Filter the entries below, keeping only lines with the word "Zwiebeln".

▶ Available records
-- -- --

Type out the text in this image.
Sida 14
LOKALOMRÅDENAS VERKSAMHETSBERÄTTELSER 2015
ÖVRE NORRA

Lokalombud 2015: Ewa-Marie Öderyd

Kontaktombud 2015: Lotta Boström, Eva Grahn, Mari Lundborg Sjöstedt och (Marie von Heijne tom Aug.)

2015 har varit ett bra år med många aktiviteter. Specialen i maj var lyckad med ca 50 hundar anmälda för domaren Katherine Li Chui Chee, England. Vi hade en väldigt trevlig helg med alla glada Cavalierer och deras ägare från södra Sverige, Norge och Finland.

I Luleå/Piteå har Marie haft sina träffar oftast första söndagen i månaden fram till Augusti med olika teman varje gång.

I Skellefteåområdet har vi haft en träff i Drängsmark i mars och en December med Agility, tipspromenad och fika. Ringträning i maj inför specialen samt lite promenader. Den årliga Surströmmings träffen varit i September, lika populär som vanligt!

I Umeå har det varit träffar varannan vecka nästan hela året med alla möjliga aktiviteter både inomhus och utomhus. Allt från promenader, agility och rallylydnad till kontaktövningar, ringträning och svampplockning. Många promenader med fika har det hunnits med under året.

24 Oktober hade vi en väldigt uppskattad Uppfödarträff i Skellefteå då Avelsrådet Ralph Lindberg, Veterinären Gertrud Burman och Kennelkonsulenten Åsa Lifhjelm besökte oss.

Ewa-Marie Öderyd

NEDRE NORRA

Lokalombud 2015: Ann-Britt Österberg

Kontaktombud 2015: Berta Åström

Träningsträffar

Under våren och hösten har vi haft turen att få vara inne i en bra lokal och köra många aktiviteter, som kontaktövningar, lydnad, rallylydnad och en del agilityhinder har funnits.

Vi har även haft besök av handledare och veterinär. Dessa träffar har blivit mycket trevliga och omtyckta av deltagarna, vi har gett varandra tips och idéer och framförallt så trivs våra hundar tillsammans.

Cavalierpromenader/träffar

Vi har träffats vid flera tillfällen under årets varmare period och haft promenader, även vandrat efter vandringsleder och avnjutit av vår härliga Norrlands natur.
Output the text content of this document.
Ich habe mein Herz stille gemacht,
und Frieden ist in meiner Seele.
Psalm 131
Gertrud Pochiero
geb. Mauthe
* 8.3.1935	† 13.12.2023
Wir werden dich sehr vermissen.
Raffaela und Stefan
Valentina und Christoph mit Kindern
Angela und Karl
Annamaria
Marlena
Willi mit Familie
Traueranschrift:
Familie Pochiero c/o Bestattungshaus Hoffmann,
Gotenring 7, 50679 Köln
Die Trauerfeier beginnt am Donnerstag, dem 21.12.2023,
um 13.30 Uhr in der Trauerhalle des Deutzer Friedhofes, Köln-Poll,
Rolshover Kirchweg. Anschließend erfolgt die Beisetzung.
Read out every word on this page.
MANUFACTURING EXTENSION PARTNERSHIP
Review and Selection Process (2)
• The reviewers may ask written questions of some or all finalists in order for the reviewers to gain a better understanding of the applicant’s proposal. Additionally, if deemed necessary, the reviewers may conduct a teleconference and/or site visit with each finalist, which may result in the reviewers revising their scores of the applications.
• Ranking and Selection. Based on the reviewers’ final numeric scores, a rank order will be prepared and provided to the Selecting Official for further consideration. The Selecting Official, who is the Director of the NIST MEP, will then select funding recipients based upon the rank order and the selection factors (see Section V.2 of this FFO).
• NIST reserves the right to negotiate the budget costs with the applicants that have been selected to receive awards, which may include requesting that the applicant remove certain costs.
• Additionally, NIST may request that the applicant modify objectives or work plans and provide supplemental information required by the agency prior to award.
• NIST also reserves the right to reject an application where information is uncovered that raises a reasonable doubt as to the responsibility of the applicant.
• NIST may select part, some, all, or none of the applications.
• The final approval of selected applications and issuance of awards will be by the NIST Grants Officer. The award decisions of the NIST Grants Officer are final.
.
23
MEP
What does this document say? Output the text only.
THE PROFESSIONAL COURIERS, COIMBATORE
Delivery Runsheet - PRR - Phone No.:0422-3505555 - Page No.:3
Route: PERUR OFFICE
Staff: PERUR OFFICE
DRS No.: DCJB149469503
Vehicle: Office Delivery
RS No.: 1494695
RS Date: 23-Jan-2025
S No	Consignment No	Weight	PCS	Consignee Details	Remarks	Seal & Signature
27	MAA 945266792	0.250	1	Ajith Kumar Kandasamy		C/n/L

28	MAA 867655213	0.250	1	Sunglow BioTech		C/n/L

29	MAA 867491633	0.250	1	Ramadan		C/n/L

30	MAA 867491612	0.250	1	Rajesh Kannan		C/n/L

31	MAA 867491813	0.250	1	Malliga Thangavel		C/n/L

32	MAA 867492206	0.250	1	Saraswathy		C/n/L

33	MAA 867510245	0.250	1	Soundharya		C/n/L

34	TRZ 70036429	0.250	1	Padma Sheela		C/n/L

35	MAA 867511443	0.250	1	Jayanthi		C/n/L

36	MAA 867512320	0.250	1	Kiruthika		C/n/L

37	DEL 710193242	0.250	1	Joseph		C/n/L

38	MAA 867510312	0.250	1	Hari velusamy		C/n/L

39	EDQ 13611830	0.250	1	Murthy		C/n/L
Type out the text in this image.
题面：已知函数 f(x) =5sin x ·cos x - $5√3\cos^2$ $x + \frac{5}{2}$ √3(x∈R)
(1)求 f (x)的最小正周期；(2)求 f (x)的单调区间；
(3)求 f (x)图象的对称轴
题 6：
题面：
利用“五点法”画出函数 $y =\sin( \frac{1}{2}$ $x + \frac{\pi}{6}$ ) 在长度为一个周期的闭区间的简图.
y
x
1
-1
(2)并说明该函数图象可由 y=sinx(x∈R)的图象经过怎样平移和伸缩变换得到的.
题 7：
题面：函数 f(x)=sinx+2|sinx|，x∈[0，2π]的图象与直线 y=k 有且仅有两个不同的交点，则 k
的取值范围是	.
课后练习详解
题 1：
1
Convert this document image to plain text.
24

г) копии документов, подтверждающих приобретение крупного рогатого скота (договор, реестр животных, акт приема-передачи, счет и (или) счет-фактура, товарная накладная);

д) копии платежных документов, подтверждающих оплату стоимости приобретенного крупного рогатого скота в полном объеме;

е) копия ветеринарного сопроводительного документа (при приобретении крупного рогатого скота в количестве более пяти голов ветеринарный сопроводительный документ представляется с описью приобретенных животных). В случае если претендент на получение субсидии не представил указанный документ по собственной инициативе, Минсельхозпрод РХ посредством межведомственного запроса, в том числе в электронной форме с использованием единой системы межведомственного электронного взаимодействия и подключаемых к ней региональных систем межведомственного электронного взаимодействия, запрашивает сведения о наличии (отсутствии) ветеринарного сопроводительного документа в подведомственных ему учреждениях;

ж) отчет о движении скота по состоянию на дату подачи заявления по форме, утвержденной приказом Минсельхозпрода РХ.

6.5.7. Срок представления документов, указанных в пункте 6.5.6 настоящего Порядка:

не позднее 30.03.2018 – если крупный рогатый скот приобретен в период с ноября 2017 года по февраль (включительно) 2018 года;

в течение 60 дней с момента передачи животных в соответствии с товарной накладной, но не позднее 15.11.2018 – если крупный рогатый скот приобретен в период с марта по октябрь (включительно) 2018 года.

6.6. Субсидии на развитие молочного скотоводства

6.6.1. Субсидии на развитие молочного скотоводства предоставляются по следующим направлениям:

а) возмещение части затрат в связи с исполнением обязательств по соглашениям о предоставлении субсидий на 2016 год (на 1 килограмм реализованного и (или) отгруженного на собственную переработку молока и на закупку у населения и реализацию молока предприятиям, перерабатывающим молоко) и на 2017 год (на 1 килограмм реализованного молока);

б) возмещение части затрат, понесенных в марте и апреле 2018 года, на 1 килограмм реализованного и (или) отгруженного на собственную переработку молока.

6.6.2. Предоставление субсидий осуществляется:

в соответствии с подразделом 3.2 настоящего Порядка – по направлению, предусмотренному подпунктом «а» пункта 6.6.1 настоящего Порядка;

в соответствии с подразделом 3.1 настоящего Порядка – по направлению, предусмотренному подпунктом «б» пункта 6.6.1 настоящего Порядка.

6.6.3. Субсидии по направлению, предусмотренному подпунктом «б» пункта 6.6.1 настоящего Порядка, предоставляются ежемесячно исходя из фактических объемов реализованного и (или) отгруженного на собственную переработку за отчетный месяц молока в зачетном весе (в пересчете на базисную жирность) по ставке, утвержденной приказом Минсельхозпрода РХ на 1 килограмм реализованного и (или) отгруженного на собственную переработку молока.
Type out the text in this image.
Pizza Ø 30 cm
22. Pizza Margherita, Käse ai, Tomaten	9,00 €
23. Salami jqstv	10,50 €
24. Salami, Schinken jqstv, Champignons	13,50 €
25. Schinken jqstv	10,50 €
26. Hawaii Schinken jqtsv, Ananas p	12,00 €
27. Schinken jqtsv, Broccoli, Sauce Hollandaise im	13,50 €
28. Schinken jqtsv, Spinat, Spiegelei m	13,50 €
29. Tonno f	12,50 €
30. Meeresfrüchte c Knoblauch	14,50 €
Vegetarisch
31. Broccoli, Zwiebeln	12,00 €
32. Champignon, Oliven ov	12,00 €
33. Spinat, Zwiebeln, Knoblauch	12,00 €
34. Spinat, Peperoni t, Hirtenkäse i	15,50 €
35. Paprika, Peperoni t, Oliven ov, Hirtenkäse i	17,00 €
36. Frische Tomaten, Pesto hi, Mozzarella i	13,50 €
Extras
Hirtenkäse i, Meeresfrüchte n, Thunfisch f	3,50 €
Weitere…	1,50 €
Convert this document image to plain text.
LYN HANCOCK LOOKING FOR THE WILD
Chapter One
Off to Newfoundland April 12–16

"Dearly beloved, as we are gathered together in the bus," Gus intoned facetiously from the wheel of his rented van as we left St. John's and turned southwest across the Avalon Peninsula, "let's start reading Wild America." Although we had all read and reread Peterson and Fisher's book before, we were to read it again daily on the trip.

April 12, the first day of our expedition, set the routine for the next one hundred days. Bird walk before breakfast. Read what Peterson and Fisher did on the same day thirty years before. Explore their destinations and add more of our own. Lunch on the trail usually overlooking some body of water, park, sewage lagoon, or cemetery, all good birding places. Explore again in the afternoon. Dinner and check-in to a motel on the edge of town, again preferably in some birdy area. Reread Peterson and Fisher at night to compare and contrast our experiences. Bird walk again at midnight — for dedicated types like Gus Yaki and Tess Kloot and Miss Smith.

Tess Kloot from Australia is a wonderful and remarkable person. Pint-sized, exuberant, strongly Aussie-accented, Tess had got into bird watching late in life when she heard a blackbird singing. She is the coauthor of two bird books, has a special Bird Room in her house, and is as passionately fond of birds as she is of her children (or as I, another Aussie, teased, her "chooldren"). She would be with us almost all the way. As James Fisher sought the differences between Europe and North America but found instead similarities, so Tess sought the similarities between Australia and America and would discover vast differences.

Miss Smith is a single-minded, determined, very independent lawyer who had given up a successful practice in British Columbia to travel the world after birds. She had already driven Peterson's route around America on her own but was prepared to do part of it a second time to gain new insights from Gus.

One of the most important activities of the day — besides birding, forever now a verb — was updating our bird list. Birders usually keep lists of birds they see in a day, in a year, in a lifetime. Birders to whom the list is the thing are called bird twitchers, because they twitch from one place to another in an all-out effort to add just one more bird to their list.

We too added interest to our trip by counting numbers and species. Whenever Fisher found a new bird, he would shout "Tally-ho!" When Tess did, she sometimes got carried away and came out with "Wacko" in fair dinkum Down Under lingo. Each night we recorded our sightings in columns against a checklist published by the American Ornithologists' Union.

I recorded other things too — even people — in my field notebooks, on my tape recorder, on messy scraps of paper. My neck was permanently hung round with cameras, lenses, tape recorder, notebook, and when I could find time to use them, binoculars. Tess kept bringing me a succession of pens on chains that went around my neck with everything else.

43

-- -- --

▶ Result of the exercise
31. Broccoli, Zwiebeln	12,00 €
33. Spinat, Zwiebeln, Knoblauch	12,00 €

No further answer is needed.